Write each record again exactly as it stands.

Data items:

***

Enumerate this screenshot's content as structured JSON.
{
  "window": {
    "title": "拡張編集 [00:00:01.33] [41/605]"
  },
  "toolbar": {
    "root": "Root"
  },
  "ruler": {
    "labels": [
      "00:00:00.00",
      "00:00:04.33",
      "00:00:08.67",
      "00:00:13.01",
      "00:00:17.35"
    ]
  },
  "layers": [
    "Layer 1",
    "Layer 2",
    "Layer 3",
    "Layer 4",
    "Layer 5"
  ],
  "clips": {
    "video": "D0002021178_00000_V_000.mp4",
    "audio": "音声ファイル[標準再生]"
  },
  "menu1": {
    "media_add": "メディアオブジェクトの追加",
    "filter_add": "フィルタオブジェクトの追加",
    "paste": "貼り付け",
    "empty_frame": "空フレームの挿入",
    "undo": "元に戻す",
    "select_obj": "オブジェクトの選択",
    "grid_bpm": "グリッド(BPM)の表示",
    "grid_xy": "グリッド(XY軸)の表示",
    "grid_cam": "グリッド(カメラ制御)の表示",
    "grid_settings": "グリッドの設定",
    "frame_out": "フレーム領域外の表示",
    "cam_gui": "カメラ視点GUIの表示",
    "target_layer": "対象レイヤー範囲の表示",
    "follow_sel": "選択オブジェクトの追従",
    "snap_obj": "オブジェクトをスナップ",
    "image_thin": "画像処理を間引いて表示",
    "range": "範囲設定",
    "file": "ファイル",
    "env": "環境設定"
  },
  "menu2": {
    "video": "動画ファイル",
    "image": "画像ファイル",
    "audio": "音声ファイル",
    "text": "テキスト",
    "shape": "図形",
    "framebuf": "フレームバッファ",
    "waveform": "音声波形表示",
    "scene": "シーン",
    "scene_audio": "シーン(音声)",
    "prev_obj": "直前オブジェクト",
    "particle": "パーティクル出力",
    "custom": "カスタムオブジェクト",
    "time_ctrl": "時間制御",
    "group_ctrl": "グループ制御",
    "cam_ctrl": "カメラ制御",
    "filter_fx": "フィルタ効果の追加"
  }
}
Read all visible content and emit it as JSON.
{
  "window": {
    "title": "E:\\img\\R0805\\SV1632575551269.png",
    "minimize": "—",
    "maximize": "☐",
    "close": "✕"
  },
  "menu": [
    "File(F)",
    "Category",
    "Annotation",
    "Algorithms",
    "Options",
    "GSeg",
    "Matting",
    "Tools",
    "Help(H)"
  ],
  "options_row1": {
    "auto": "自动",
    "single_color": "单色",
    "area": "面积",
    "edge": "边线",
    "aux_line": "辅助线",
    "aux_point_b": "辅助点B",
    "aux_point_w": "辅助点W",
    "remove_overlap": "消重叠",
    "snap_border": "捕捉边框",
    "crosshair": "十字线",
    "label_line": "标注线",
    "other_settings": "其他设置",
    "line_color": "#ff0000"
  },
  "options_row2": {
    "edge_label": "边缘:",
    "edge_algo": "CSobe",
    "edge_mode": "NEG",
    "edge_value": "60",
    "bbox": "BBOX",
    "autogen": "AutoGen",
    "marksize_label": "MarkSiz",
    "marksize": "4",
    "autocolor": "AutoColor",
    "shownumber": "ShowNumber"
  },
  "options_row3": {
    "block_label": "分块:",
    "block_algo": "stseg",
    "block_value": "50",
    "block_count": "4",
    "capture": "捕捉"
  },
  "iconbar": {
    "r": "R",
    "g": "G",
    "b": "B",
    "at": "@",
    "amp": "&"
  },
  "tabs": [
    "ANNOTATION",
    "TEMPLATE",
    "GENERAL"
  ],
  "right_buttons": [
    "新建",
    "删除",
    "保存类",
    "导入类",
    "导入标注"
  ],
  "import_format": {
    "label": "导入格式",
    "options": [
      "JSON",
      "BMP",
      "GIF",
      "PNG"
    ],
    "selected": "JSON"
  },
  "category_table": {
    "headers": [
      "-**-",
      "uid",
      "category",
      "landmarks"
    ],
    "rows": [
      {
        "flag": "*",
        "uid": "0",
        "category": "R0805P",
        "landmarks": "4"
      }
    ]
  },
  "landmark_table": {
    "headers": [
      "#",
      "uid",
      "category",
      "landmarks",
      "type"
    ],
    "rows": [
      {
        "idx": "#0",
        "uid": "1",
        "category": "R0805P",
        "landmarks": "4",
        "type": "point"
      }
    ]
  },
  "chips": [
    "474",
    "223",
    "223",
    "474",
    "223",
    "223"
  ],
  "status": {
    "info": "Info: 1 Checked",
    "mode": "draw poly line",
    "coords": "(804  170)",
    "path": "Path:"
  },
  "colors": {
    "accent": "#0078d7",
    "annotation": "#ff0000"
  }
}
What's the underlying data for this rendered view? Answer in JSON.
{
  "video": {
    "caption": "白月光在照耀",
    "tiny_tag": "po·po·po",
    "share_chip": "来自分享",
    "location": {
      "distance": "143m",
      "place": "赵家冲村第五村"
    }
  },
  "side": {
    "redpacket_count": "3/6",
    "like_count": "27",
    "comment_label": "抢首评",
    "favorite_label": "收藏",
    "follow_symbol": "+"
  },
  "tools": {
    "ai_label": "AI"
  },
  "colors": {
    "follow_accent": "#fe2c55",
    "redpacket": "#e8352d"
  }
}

***

WRITTEN ANSWER:
Enumerate this screenshot's content as structured JSON.
{
  "window": {
    "title": "拡張編集 [00:00:01.33] [41/605]"
  },
  "toolbar": {
    "root": "Root"
  },
  "ruler": {
    "labels": [
      "00:00:00.00",
      "00:00:04.33",
      "00:00:08.67",
      "00:00:13.01",
      "00:00:17.35"
    ]
  },
  "layers": [
    "Layer 1",
    "Layer 2",
    "Layer 3",
    "Layer 4",
    "Layer 5"
  ],
  "clips": {
    "video": "D0002021178_00000_V_000.mp4",
    "audio": "音声ファイル[標準再生]"
  },
  "menu1": {
    "media_add": "メディアオブジェクトの追加",
    "filter_add": "フィルタオブジェクトの追加",
    "paste": "貼り付け",
    "empty_frame": "空フレームの挿入",
    "undo": "元に戻す",
    "select_obj": "オブジェクトの選択",
    "grid_bpm": "グリッド(BPM)の表示",
    "grid_xy": "グリッド(XY軸)の表示",
    "grid_cam": "グリッド(カメラ制御)の表示",
    "grid_settings": "グリッドの設定",
    "frame_out": "フレーム領域外の表示",
    "cam_gui": "カメラ視点GUIの表示",
    "target_layer": "対象レイヤー範囲の表示",
    "follow_sel": "選択オブジェクトの追従",
    "snap_obj": "オブジェクトをスナップ",
    "image_thin": "画像処理を間引いて表示",
    "range": "範囲設定",
    "file": "ファイル",
    "env": "環境設定"
  },
  "menu2": {
    "video": "動画ファイル",
    "image": "画像ファイル",
    "audio": "音声ファイル",
    "text": "テキスト",
    "shape": "図形",
    "framebuf": "フレームバッファ",
    "waveform": "音声波形表示",
    "scene": "シーン",
    "scene_audio": "シーン(音声)",
    "prev_obj": "直前オブジェクト",
    "particle": "パーティクル出力",
    "custom": "カスタムオブジェクト",
    "time_ctrl": "時間制御",
    "group_ctrl": "グループ制御",
    "cam_ctrl": "カメラ制御",
    "filter_fx": "フィルタ効果の追加"
  }
}
Read all visible content and emit it as JSON.
{
  "window": {
    "title": "E:\\img\\R0805\\SV1632575551269.png",
    "minimize": "—",
    "maximize": "☐",
    "close": "✕"
  },
  "menu": [
    "File(F)",
    "Category",
    "Annotation",
    "Algorithms",
    "Options",
    "GSeg",
    "Matting",
    "Tools",
    "Help(H)"
  ],
  "options_row1": {
    "auto": "自动",
    "single_color": "单色",
    "area": "面积",
    "edge": "边线",
    "aux_line": "辅助线",
    "aux_point_b": "辅助点B",
    "aux_point_w": "辅助点W",
    "remove_overlap": "消重叠",
    "snap_border": "捕捉边框",
    "crosshair": "十字线",
    "label_line": "标注线",
    "other_settings": "其他设置",
    "line_color": "#ff0000"
  },
  "options_row2": {
    "edge_label": "边缘:",
    "edge_algo": "CSobe",
    "edge_mode": "NEG",
    "edge_value": "60",
    "bbox": "BBOX",
    "autogen": "AutoGen",
    "marksize_label": "MarkSiz",
    "marksize": "4",
    "autocolor": "AutoColor",
    "shownumber": "ShowNumber"
  },
  "options_row3": {
    "block_label": "分块:",
    "block_algo": "stseg",
    "block_value": "50",
    "block_count": "4",
    "capture": "捕捉"
  },
  "iconbar": {
    "r": "R",
    "g": "G",
    "b": "B",
    "at": "@",
    "amp": "&"
  },
  "tabs": [
    "ANNOTATION",
    "TEMPLATE",
    "GENERAL"
  ],
  "right_buttons": [
    "新建",
    "删除",
    "保存类",
    "导入类",
    "导入标注"
  ],
  "import_format": {
    "label": "导入格式",
    "options": [
      "JSON",
      "BMP",
      "GIF",
      "PNG"
    ],
    "selected": "JSON"
  },
  "category_table": {
    "headers": [
      "-**-",
      "uid",
      "category",
      "landmarks"
    ],
    "rows": [
      {
        "flag": "*",
        "uid": "0",
        "category": "R0805P",
        "landmarks": "4"
      }
    ]
  },
  "landmark_table": {
    "headers": [
      "#",
      "uid",
      "category",
      "landmarks",
      "type"
    ],
    "rows": [
      {
        "idx": "#0",
        "uid": "1",
        "category": "R0805P",
        "landmarks": "4",
        "type": "point"
      }
    ]
  },
  "chips": [
    "474",
    "223",
    "223",
    "474",
    "223",
    "223"
  ],
  "status": {
    "info": "Info: 1 Checked",
    "mode": "draw poly line",
    "coords": "(804  170)",
    "path": "Path:"
  },
  "colors": {
    "accent": "#0078d7",
    "annotation": "#ff0000"
  }
}
What's the underlying data for this rendered view? Answer in JSON.
{
  "video": {
    "caption": "白月光在照耀",
    "tiny_tag": "po·po·po",
    "share_chip": "来自分享",
    "location": {
      "distance": "143m",
      "place": "赵家冲村第五村"
    }
  },
  "side": {
    "redpacket_count": "3/6",
    "like_count": "27",
    "comment_label": "抢首评",
    "favorite_label": "收藏",
    "follow_symbol": "+"
  },
  "tools": {
    "ai_label": "AI"
  },
  "colors": {
    "follow_accent": "#fe2c55",
    "redpacket": "#e8352d"
  }
}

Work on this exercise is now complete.